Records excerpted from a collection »

══════════════════════════════

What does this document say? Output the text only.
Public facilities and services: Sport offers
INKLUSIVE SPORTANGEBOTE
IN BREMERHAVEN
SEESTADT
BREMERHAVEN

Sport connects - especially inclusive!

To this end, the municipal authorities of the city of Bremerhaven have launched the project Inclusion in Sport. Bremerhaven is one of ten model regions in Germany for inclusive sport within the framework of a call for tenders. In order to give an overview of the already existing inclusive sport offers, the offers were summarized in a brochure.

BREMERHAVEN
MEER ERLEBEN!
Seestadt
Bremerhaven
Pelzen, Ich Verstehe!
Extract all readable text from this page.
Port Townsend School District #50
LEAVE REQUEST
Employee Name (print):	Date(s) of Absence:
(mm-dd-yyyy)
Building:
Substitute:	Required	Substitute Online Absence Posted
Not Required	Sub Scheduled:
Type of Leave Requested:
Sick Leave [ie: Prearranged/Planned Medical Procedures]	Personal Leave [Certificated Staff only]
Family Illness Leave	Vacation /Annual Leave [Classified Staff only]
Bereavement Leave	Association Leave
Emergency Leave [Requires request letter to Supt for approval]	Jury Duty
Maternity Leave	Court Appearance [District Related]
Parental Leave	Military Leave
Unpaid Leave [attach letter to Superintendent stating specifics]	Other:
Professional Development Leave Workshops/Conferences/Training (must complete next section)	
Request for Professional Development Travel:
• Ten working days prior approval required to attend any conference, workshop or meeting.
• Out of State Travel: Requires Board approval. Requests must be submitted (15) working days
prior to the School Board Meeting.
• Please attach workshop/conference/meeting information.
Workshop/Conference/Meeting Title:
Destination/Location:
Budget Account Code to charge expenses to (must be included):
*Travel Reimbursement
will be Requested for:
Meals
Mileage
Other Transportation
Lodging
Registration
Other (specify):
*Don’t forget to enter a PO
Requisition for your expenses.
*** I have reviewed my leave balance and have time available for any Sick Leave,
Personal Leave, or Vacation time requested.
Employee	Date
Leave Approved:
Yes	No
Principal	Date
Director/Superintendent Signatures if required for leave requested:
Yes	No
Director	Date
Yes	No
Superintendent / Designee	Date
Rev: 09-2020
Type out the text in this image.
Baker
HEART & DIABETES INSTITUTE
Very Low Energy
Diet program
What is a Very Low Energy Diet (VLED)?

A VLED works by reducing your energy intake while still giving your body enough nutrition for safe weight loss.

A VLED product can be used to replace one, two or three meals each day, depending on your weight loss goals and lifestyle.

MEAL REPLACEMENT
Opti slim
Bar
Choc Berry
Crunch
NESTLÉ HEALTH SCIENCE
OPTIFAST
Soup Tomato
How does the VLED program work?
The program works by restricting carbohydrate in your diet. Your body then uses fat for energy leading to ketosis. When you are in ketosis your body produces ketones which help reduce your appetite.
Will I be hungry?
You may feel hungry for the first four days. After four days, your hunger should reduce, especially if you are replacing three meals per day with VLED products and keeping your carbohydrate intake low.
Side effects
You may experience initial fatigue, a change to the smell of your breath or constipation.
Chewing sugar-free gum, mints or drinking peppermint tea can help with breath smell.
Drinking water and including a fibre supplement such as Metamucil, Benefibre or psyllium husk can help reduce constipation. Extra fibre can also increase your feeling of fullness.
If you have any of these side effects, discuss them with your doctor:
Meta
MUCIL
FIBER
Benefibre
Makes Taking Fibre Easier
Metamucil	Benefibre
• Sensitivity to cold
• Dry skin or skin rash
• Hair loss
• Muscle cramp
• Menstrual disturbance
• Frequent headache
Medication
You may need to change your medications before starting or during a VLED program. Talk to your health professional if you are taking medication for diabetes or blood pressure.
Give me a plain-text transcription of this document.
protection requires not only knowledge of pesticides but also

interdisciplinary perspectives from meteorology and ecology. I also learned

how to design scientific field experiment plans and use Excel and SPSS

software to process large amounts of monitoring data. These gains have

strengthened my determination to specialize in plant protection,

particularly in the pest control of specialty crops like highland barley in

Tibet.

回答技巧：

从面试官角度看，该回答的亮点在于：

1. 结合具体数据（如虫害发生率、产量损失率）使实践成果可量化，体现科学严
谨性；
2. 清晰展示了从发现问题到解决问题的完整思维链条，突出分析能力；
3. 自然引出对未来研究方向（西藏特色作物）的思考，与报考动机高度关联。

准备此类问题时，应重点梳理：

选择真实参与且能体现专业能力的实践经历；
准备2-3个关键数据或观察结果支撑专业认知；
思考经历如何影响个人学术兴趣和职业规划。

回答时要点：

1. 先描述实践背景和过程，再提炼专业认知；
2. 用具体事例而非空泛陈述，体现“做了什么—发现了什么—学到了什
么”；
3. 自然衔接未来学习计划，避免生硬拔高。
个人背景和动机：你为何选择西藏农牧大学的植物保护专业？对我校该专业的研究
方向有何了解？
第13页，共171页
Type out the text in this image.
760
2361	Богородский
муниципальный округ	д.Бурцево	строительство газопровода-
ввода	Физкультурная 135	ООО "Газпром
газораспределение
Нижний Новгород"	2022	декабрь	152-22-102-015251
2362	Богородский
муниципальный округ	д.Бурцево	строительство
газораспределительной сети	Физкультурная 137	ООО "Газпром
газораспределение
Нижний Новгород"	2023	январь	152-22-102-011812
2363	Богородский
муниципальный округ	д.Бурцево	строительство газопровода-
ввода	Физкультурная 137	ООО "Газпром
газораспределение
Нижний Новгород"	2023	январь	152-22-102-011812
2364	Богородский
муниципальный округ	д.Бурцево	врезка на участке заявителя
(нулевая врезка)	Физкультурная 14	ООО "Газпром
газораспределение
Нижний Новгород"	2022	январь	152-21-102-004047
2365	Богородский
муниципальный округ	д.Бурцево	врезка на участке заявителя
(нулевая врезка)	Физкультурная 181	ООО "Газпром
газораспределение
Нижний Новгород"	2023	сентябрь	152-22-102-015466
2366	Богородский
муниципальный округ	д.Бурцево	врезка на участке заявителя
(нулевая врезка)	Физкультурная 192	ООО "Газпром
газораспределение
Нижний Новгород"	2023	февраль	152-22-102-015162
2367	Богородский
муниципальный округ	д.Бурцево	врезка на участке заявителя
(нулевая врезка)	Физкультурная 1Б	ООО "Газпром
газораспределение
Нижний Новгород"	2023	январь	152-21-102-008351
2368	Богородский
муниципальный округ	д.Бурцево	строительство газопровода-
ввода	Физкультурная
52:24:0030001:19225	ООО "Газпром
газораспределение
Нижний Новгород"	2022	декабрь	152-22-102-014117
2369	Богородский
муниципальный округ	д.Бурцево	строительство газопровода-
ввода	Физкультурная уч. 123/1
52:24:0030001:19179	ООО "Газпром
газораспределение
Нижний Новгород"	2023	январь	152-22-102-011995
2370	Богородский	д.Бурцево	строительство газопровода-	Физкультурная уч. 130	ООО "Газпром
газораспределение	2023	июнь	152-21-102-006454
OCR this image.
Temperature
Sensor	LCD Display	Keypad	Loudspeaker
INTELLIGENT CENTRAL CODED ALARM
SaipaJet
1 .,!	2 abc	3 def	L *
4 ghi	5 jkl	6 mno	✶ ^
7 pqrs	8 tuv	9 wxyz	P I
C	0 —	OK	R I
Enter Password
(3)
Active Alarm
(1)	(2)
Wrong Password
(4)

══════════════════════════════

INSTRUCTION »
The listing above must be transcribed exactly, line by line.

RESULT BELOW »
What does this document say? Output the text only.
Public facilities and services: Sport offers
INKLUSIVE SPORTANGEBOTE
IN BREMERHAVEN
SEESTADT
BREMERHAVEN

Sport connects - especially inclusive!

To this end, the municipal authorities of the city of Bremerhaven have launched the project Inclusion in Sport. Bremerhaven is one of ten model regions in Germany for inclusive sport within the framework of a call for tenders. In order to give an overview of the already existing inclusive sport offers, the offers were summarized in a brochure.

BREMERHAVEN
MEER ERLEBEN!
Seestadt
Bremerhaven
Pelzen, Ich Verstehe!
Extract all readable text from this page.
Port Townsend School District #50
LEAVE REQUEST
Employee Name (print):	Date(s) of Absence:
(mm-dd-yyyy)
Building:
Substitute:	Required	Substitute Online Absence Posted
Not Required	Sub Scheduled:
Type of Leave Requested:
Sick Leave [ie: Prearranged/Planned Medical Procedures]	Personal Leave [Certificated Staff only]
Family Illness Leave	Vacation /Annual Leave [Classified Staff only]
Bereavement Leave	Association Leave
Emergency Leave [Requires request letter to Supt for approval]	Jury Duty
Maternity Leave	Court Appearance [District Related]
Parental Leave	Military Leave
Unpaid Leave [attach letter to Superintendent stating specifics]	Other:
Professional Development Leave Workshops/Conferences/Training (must complete next section)	
Request for Professional Development Travel:
• Ten working days prior approval required to attend any conference, workshop or meeting.
• Out of State Travel: Requires Board approval. Requests must be submitted (15) working days
prior to the School Board Meeting.
• Please attach workshop/conference/meeting information.
Workshop/Conference/Meeting Title:
Destination/Location:
Budget Account Code to charge expenses to (must be included):
*Travel Reimbursement
will be Requested for:
Meals
Mileage
Other Transportation
Lodging
Registration
Other (specify):
*Don’t forget to enter a PO
Requisition for your expenses.
*** I have reviewed my leave balance and have time available for any Sick Leave,
Personal Leave, or Vacation time requested.
Employee	Date
Leave Approved:
Yes	No
Principal	Date
Director/Superintendent Signatures if required for leave requested:
Yes	No
Director	Date
Yes	No
Superintendent / Designee	Date
Rev: 09-2020
Type out the text in this image.
Baker
HEART & DIABETES INSTITUTE
Very Low Energy
Diet program
What is a Very Low Energy Diet (VLED)?

A VLED works by reducing your energy intake while still giving your body enough nutrition for safe weight loss.

A VLED product can be used to replace one, two or three meals each day, depending on your weight loss goals and lifestyle.

MEAL REPLACEMENT
Opti slim
Bar
Choc Berry
Crunch
NESTLÉ HEALTH SCIENCE
OPTIFAST
Soup Tomato
How does the VLED program work?
The program works by restricting carbohydrate in your diet. Your body then uses fat for energy leading to ketosis. When you are in ketosis your body produces ketones which help reduce your appetite.
Will I be hungry?
You may feel hungry for the first four days. After four days, your hunger should reduce, especially if you are replacing three meals per day with VLED products and keeping your carbohydrate intake low.
Side effects
You may experience initial fatigue, a change to the smell of your breath or constipation.
Chewing sugar-free gum, mints or drinking peppermint tea can help with breath smell.
Drinking water and including a fibre supplement such as Metamucil, Benefibre or psyllium husk can help reduce constipation. Extra fibre can also increase your feeling of fullness.
If you have any of these side effects, discuss them with your doctor:
Meta
MUCIL
FIBER
Benefibre
Makes Taking Fibre Easier
Metamucil	Benefibre
• Sensitivity to cold
• Dry skin or skin rash
• Hair loss
• Muscle cramp
• Menstrual disturbance
• Frequent headache
Medication
You may need to change your medications before starting or during a VLED program. Talk to your health professional if you are taking medication for diabetes or blood pressure.
Give me a plain-text transcription of this document.
protection requires not only knowledge of pesticides but also

interdisciplinary perspectives from meteorology and ecology. I also learned

how to design scientific field experiment plans and use Excel and SPSS

software to process large amounts of monitoring data. These gains have

strengthened my determination to specialize in plant protection,

particularly in the pest control of specialty crops like highland barley in

Tibet.

回答技巧：

从面试官角度看，该回答的亮点在于：

1. 结合具体数据（如虫害发生率、产量损失率）使实践成果可量化，体现科学严
谨性；
2. 清晰展示了从发现问题到解决问题的完整思维链条，突出分析能力；
3. 自然引出对未来研究方向（西藏特色作物）的思考，与报考动机高度关联。

准备此类问题时，应重点梳理：

选择真实参与且能体现专业能力的实践经历；
准备2-3个关键数据或观察结果支撑专业认知；
思考经历如何影响个人学术兴趣和职业规划。

回答时要点：

1. 先描述实践背景和过程，再提炼专业认知；
2. 用具体事例而非空泛陈述，体现“做了什么—发现了什么—学到了什
么”；
3. 自然衔接未来学习计划，避免生硬拔高。
个人背景和动机：你为何选择西藏农牧大学的植物保护专业？对我校该专业的研究
方向有何了解？
第13页，共171页
Type out the text in this image.
760
2361	Богородский
муниципальный округ	д.Бурцево	строительство газопровода-
ввода	Физкультурная 135	ООО "Газпром
газораспределение
Нижний Новгород"	2022	декабрь	152-22-102-015251
2362	Богородский
муниципальный округ	д.Бурцево	строительство
газораспределительной сети	Физкультурная 137	ООО "Газпром
газораспределение
Нижний Новгород"	2023	январь	152-22-102-011812
2363	Богородский
муниципальный округ	д.Бурцево	строительство газопровода-
ввода	Физкультурная 137	ООО "Газпром
газораспределение
Нижний Новгород"	2023	январь	152-22-102-011812
2364	Богородский
муниципальный округ	д.Бурцево	врезка на участке заявителя
(нулевая врезка)	Физкультурная 14	ООО "Газпром
газораспределение
Нижний Новгород"	2022	январь	152-21-102-004047
2365	Богородский
муниципальный округ	д.Бурцево	врезка на участке заявителя
(нулевая врезка)	Физкультурная 181	ООО "Газпром
газораспределение
Нижний Новгород"	2023	сентябрь	152-22-102-015466
2366	Богородский
муниципальный округ	д.Бурцево	врезка на участке заявителя
(нулевая врезка)	Физкультурная 192	ООО "Газпром
газораспределение
Нижний Новгород"	2023	февраль	152-22-102-015162
2367	Богородский
муниципальный округ	д.Бурцево	врезка на участке заявителя
(нулевая врезка)	Физкультурная 1Б	ООО "Газпром
газораспределение
Нижний Новгород"	2023	январь	152-21-102-008351
2368	Богородский
муниципальный округ	д.Бурцево	строительство газопровода-
ввода	Физкультурная
52:24:0030001:19225	ООО "Газпром
газораспределение
Нижний Новгород"	2022	декабрь	152-22-102-014117
2369	Богородский
муниципальный округ	д.Бурцево	строительство газопровода-
ввода	Физкультурная уч. 123/1
52:24:0030001:19179	ООО "Газпром
газораспределение
Нижний Новгород"	2023	январь	152-22-102-011995
2370	Богородский	д.Бурцево	строительство газопровода-	Физкультурная уч. 130	ООО "Газпром
газораспределение	2023	июнь	152-21-102-006454
OCR this image.
Temperature
Sensor	LCD Display	Keypad	Loudspeaker
INTELLIGENT CENTRAL CODED ALARM
SaipaJet
1 .,!	2 abc	3 def	L *
4 ghi	5 jkl	6 mno	✶ ^
7 pqrs	8 tuv	9 wxyz	P I
C	0 —	OK	R I
Enter Password
(3)
Active Alarm
(1)	(2)
Wrong Password
(4)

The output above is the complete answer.